Recorded data
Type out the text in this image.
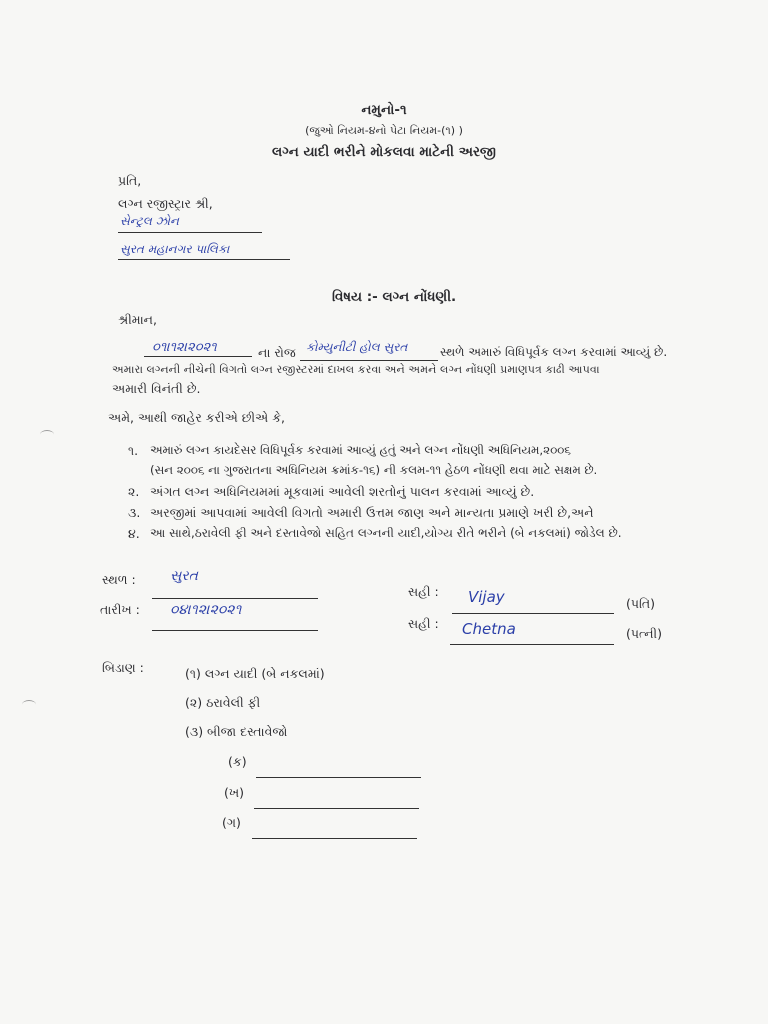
નમુનો-૧
(જુઓ નિયમ-૪નો પેટા નિયમ-(૧) )
લગ્ન યાદી ભરીને મોકલવા માટેની અરજી
પ્રતિ,
લગ્ન રજીસ્ટ્રાર શ્રી,
સેન્ટ્રલ ઝોન
સુરત મહાનગર પાલિકા
વિષય :- લગ્ન નોંધણી.
શ્રીમાન,
૦૧।૧૨।૨૦૨૧	ના રોજ કોમ્યુનીટી હોલ સુરત	સ્થળે અમારું વિધિપૂર્વક લગ્ન કરવામાં આવ્યું છે.
અમારા લગ્નની નીચેની વિગતો લગ્ન રજીસ્ટરમાં દાખલ કરવા અને અમને લગ્ન નોંધણી પ્રમાણપત્ર કાઢી આપવા
અમારી વિનંતી છે.
અમે, આથી જાહેર કરીએ છીએ કે,
૧. અમારું લગ્ન કાયદેસર વિધિપૂર્વક કરવામાં આવ્યું હતું અને લગ્ન નોંધણી અધિનિયમ,૨૦૦૬
(સન ૨૦૦૬ ના ગુજરાતના અધિનિયમ ક્રમાંક-૧૬) ની કલમ-૧૧ હેઠળ નોંધણી થવા માટે સક્ષમ છે.
૨. અંગત લગ્ન અધિનિયમમાં મૂકવામાં આવેલી શરતોનું પાલન કરવામાં આવ્યું છે.
૩. અરજીમાં આપવામાં આવેલી વિગતો અમારી ઉત્તમ જાણ અને માન્યતા પ્રમાણે ખરી છે,અને
૪. આ સાથે,ઠરાવેલી ફી અને દસ્તાવેજો સહિત લગ્નની યાદી,યોગ્ય રીતે ભરીને (બે નકલમાં) જોડેલ છે.
સ્થળ : સુરત
તારીખ : ૦૪।૧૨।૨૦૨૧
સહી : Vijay	(પતિ)
સહી : Chetna	(પત્ની)
બિડાણ :	(૧) લગ્ન યાદી (બે નકલમાં)
(૨) ઠરાવેલી ફી
(૩) બીજા દસ્તાવેજો
(ક)
(ખ)
(ગ)
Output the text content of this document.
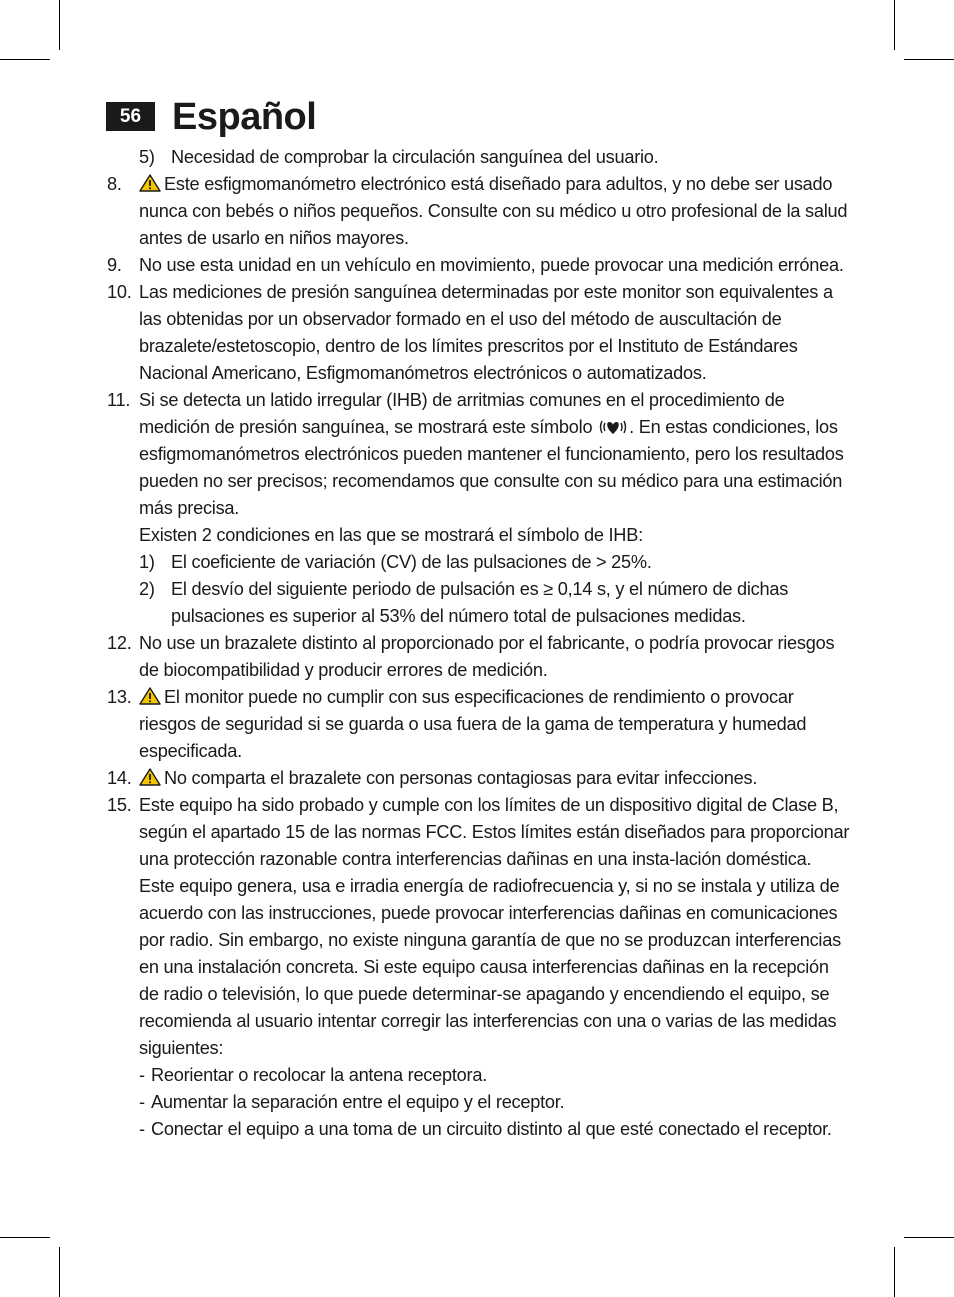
56 Español
5) Necesidad de comprobar la circulación sanguínea del usuario.
8. Este esfigmomanómetro electrónico está diseñado para adultos, y no debe ser usado nunca con bebés o niños pequeños. Consulte con su médico u otro profesional de la salud antes de usarlo en niños mayores.
9. No use esta unidad en un vehículo en movimiento, puede provocar una medición errónea.
10. Las mediciones de presión sanguínea determinadas por este monitor son equivalentes a las obtenidas por un observador formado en el uso del método de auscultación de brazalete/estetoscopio, dentro de los límites prescritos por el Instituto de Estándares Nacional Americano, Esfigmomanómetros electrónicos o automatizados.
11. Si se detecta un latido irregular (IHB) de arritmias comunes en el procedimiento de medición de presión sanguínea, se mostrará este símbolo . En estas condiciones, los esfigmomanómetros electrónicos pueden mantener el funcionamiento, pero los resultados pueden no ser precisos; recomendamos que consulte con su médico para una estimación más precisa.
Existen 2 condiciones en las que se mostrará el símbolo de IHB:
1) El coeficiente de variación (CV) de las pulsaciones de > 25%.
2) El desvío del siguiente periodo de pulsación es ≥ 0,14 s, y el número de dichas pulsaciones es superior al 53% del número total de pulsaciones medidas.
12. No use un brazalete distinto al proporcionado por el fabricante, o podría provocar riesgos de biocompatibilidad y producir errores de medición.
13. El monitor puede no cumplir con sus especificaciones de rendimiento o provocar riesgos de seguridad si se guarda o usa fuera de la gama de temperatura y humedad especificada.
14. No comparta el brazalete con personas contagiosas para evitar infecciones.
15. Este equipo ha sido probado y cumple con los límites de un dispositivo digital de Clase B, según el apartado 15 de las normas FCC. Estos límites están diseñados para proporcionar una protección razonable contra interferencias dañinas en una insta-lación doméstica. Este equipo genera, usa e irradia energía de radiofrecuencia y, si no se instala y utiliza de acuerdo con las instrucciones, puede provocar interferencias dañinas en comunicaciones por radio. Sin embargo, no existe ninguna garantía de que no se produzcan interferencias en una instalación concreta. Si este equipo causa interferencias dañinas en la recepción de radio o televisión, lo que puede determinar-se apagando y encendiendo el equipo, se recomienda al usuario intentar corregir las interferencias con una o varias de las medidas siguientes:
- Reorientar o recolocar la antena receptora.
- Aumentar la separación entre el equipo y el receptor.
- Conectar el equipo a una toma de un circuito distinto al que esté conectado el receptor.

EXERCISE DESCRIPTION:
Can you restate all the records above word for word while dropping the pictures?

SOLUTION:
Type out the text in this image.
નમુનો-૧
(જુઓ નિયમ-૪નો પેટા નિયમ-(૧) )
લગ્ન યાદી ભરીને મોકલવા માટેની અરજી
પ્રતિ,
લગ્ન રજીસ્ટ્રાર શ્રી,
સેન્ટ્રલ ઝોન
સુરત મહાનગર પાલિકા
વિષય :- લગ્ન નોંધણી.
શ્રીમાન,
૦૧।૧૨।૨૦૨૧	ના રોજ કોમ્યુનીટી હોલ સુરત	સ્થળે અમારું વિધિપૂર્વક લગ્ન કરવામાં આવ્યું છે.
અમારા લગ્નની નીચેની વિગતો લગ્ન રજીસ્ટરમાં દાખલ કરવા અને અમને લગ્ન નોંધણી પ્રમાણપત્ર કાઢી આપવા
અમારી વિનંતી છે.
અમે, આથી જાહેર કરીએ છીએ કે,
૧. અમારું લગ્ન કાયદેસર વિધિપૂર્વક કરવામાં આવ્યું હતું અને લગ્ન નોંધણી અધિનિયમ,૨૦૦૬
(સન ૨૦૦૬ ના ગુજરાતના અધિનિયમ ક્રમાંક-૧૬) ની કલમ-૧૧ હેઠળ નોંધણી થવા માટે સક્ષમ છે.
૨. અંગત લગ્ન અધિનિયમમાં મૂકવામાં આવેલી શરતોનું પાલન કરવામાં આવ્યું છે.
૩. અરજીમાં આપવામાં આવેલી વિગતો અમારી ઉત્તમ જાણ અને માન્યતા પ્રમાણે ખરી છે,અને
૪. આ સાથે,ઠરાવેલી ફી અને દસ્તાવેજો સહિત લગ્નની યાદી,યોગ્ય રીતે ભરીને (બે નકલમાં) જોડેલ છે.
સ્થળ : સુરત
તારીખ : ૦૪।૧૨।૨૦૨૧
સહી : Vijay	(પતિ)
સહી : Chetna	(પત્ની)
બિડાણ :	(૧) લગ્ન યાદી (બે નકલમાં)
(૨) ઠરાવેલી ફી
(૩) બીજા દસ્તાવેજો
(ક)
(ખ)
(ગ)
Output the text content of this document.
56 Español
5) Necesidad de comprobar la circulación sanguínea del usuario.
8. Este esfigmomanómetro electrónico está diseñado para adultos, y no debe ser usado nunca con bebés o niños pequeños. Consulte con su médico u otro profesional de la salud antes de usarlo en niños mayores.
9. No use esta unidad en un vehículo en movimiento, puede provocar una medición errónea.
10. Las mediciones de presión sanguínea determinadas por este monitor son equivalentes a las obtenidas por un observador formado en el uso del método de auscultación de brazalete/estetoscopio, dentro de los límites prescritos por el Instituto de Estándares Nacional Americano, Esfigmomanómetros electrónicos o automatizados.
11. Si se detecta un latido irregular (IHB) de arritmias comunes en el procedimiento de medición de presión sanguínea, se mostrará este símbolo . En estas condiciones, los esfigmomanómetros electrónicos pueden mantener el funcionamiento, pero los resultados pueden no ser precisos; recomendamos que consulte con su médico para una estimación más precisa.
Existen 2 condiciones en las que se mostrará el símbolo de IHB:
1) El coeficiente de variación (CV) de las pulsaciones de > 25%.
2) El desvío del siguiente periodo de pulsación es ≥ 0,14 s, y el número de dichas pulsaciones es superior al 53% del número total de pulsaciones medidas.
12. No use un brazalete distinto al proporcionado por el fabricante, o podría provocar riesgos de biocompatibilidad y producir errores de medición.
13. El monitor puede no cumplir con sus especificaciones de rendimiento o provocar riesgos de seguridad si se guarda o usa fuera de la gama de temperatura y humedad especificada.
14. No comparta el brazalete con personas contagiosas para evitar infecciones.
15. Este equipo ha sido probado y cumple con los límites de un dispositivo digital de Clase B, según el apartado 15 de las normas FCC. Estos límites están diseñados para proporcionar una protección razonable contra interferencias dañinas en una insta-lación doméstica. Este equipo genera, usa e irradia energía de radiofrecuencia y, si no se instala y utiliza de acuerdo con las instrucciones, puede provocar interferencias dañinas en comunicaciones por radio. Sin embargo, no existe ninguna garantía de que no se produzcan interferencias en una instalación concreta. Si este equipo causa interferencias dañinas en la recepción de radio o televisión, lo que puede determinar-se apagando y encendiendo el equipo, se recomienda al usuario intentar corregir las interferencias con una o varias de las medidas siguientes:
- Reorientar o recolocar la antena receptora.
- Aumentar la separación entre el equipo y el receptor.
- Conectar el equipo a una toma de un circuito distinto al que esté conectado el receptor.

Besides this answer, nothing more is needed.